• [Your objective]:
Repeat the entries that follow verbatim, without any of their pictures.

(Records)
§
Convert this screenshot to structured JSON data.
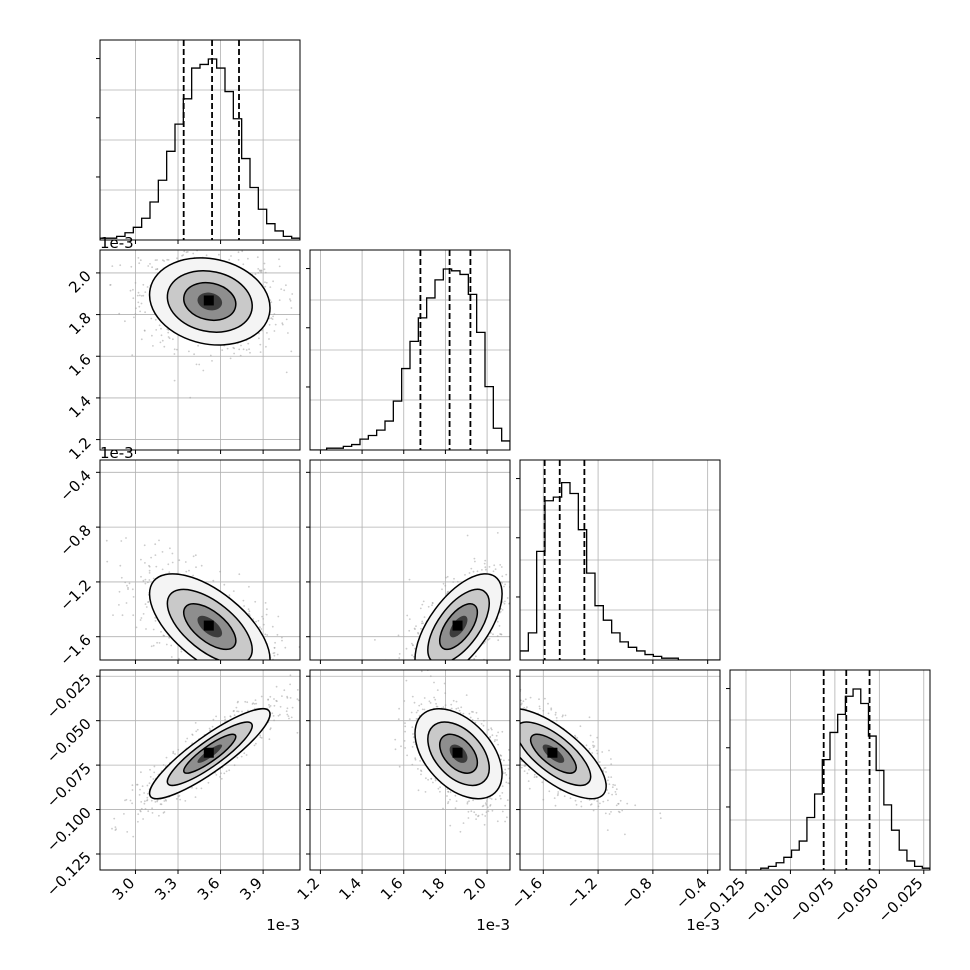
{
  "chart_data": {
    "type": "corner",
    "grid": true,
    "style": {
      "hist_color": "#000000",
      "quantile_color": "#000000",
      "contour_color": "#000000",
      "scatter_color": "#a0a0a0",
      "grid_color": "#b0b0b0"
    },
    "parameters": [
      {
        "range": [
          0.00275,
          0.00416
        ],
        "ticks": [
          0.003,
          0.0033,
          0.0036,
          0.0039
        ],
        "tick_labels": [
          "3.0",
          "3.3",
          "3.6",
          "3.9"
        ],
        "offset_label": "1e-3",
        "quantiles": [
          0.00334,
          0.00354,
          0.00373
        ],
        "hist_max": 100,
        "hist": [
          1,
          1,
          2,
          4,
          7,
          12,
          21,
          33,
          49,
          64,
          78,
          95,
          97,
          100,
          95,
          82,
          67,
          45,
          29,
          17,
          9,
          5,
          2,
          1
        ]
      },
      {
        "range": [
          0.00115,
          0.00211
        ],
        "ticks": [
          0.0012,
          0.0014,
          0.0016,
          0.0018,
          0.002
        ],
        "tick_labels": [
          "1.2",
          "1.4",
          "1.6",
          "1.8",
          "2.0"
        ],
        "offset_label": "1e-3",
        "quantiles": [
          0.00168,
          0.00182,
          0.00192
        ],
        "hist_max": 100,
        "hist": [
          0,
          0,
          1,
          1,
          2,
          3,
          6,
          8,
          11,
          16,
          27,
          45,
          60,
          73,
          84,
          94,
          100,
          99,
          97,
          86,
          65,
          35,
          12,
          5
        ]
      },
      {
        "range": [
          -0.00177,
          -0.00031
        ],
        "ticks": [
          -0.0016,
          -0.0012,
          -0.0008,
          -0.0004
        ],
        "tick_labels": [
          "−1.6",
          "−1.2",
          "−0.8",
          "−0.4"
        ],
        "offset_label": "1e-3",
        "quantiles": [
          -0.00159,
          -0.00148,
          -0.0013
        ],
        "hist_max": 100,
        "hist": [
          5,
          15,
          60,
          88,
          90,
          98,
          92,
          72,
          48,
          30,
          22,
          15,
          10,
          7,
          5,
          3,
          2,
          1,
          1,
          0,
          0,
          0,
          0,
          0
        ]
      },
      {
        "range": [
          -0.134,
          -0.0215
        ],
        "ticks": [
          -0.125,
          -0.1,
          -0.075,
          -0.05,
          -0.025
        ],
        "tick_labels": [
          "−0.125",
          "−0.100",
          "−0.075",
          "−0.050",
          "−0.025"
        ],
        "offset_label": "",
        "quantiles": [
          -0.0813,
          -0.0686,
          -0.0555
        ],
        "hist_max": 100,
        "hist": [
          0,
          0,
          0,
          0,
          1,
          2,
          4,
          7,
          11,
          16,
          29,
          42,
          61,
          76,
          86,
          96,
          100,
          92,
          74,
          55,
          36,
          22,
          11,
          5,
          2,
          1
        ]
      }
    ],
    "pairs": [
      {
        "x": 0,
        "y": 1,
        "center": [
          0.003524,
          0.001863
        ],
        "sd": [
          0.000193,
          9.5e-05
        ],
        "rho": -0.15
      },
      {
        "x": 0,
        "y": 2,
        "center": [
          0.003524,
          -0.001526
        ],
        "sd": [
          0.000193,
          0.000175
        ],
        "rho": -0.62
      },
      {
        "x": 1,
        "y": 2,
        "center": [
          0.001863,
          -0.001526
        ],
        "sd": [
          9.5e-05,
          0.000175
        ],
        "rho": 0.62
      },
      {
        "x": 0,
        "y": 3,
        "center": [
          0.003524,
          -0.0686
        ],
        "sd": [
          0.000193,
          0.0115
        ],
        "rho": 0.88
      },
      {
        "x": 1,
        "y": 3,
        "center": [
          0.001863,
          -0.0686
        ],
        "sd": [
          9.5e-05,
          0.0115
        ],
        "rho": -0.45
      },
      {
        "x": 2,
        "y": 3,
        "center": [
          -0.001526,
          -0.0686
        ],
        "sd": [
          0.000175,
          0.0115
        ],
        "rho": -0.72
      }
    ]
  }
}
§
• [Exercise output]:
Convert this screenshot to structured JSON data.
{
  "chart_data": {
    "type": "corner",
    "grid": true,
    "style": {
      "hist_color": "#000000",
      "quantile_color": "#000000",
      "contour_color": "#000000",
      "scatter_color": "#a0a0a0",
      "grid_color": "#b0b0b0"
    },
    "parameters": [
      {
        "range": [
          0.00275,
          0.00416
        ],
        "ticks": [
          0.003,
          0.0033,
          0.0036,
          0.0039
        ],
        "tick_labels": [
          "3.0",
          "3.3",
          "3.6",
          "3.9"
        ],
        "offset_label": "1e-3",
        "quantiles": [
          0.00334,
          0.00354,
          0.00373
        ],
        "hist_max": 100,
        "hist": [
          1,
          1,
          2,
          4,
          7,
          12,
          21,
          33,
          49,
          64,
          78,
          95,
          97,
          100,
          95,
          82,
          67,
          45,
          29,
          17,
          9,
          5,
          2,
          1
        ]
      },
      {
        "range": [
          0.00115,
          0.00211
        ],
        "ticks": [
          0.0012,
          0.0014,
          0.0016,
          0.0018,
          0.002
        ],
        "tick_labels": [
          "1.2",
          "1.4",
          "1.6",
          "1.8",
          "2.0"
        ],
        "offset_label": "1e-3",
        "quantiles": [
          0.00168,
          0.00182,
          0.00192
        ],
        "hist_max": 100,
        "hist": [
          0,
          0,
          1,
          1,
          2,
          3,
          6,
          8,
          11,
          16,
          27,
          45,
          60,
          73,
          84,
          94,
          100,
          99,
          97,
          86,
          65,
          35,
          12,
          5
        ]
      },
      {
        "range": [
          -0.00177,
          -0.00031
        ],
        "ticks": [
          -0.0016,
          -0.0012,
          -0.0008,
          -0.0004
        ],
        "tick_labels": [
          "−1.6",
          "−1.2",
          "−0.8",
          "−0.4"
        ],
        "offset_label": "1e-3",
        "quantiles": [
          -0.00159,
          -0.00148,
          -0.0013
        ],
        "hist_max": 100,
        "hist": [
          5,
          15,
          60,
          88,
          90,
          98,
          92,
          72,
          48,
          30,
          22,
          15,
          10,
          7,
          5,
          3,
          2,
          1,
          1,
          0,
          0,
          0,
          0,
          0
        ]
      },
      {
        "range": [
          -0.134,
          -0.0215
        ],
        "ticks": [
          -0.125,
          -0.1,
          -0.075,
          -0.05,
          -0.025
        ],
        "tick_labels": [
          "−0.125",
          "−0.100",
          "−0.075",
          "−0.050",
          "−0.025"
        ],
        "offset_label": "",
        "quantiles": [
          -0.0813,
          -0.0686,
          -0.0555
        ],
        "hist_max": 100,
        "hist": [
          0,
          0,
          0,
          0,
          1,
          2,
          4,
          7,
          11,
          16,
          29,
          42,
          61,
          76,
          86,
          96,
          100,
          92,
          74,
          55,
          36,
          22,
          11,
          5,
          2,
          1
        ]
      }
    ],
    "pairs": [
      {
        "x": 0,
        "y": 1,
        "center": [
          0.003524,
          0.001863
        ],
        "sd": [
          0.000193,
          9.5e-05
        ],
        "rho": -0.15
      },
      {
        "x": 0,
        "y": 2,
        "center": [
          0.003524,
          -0.001526
        ],
        "sd": [
          0.000193,
          0.000175
        ],
        "rho": -0.62
      },
      {
        "x": 1,
        "y": 2,
        "center": [
          0.001863,
          -0.001526
        ],
        "sd": [
          9.5e-05,
          0.000175
        ],
        "rho": 0.62
      },
      {
        "x": 0,
        "y": 3,
        "center": [
          0.003524,
          -0.0686
        ],
        "sd": [
          0.000193,
          0.0115
        ],
        "rho": 0.88
      },
      {
        "x": 1,
        "y": 3,
        "center": [
          0.001863,
          -0.0686
        ],
        "sd": [
          9.5e-05,
          0.0115
        ],
        "rho": -0.45
      },
      {
        "x": 2,
        "y": 3,
        "center": [
          -0.001526,
          -0.0686
        ],
        "sd": [
          0.000175,
          0.0115
        ],
        "rho": -0.72
      }
    ]
  }
}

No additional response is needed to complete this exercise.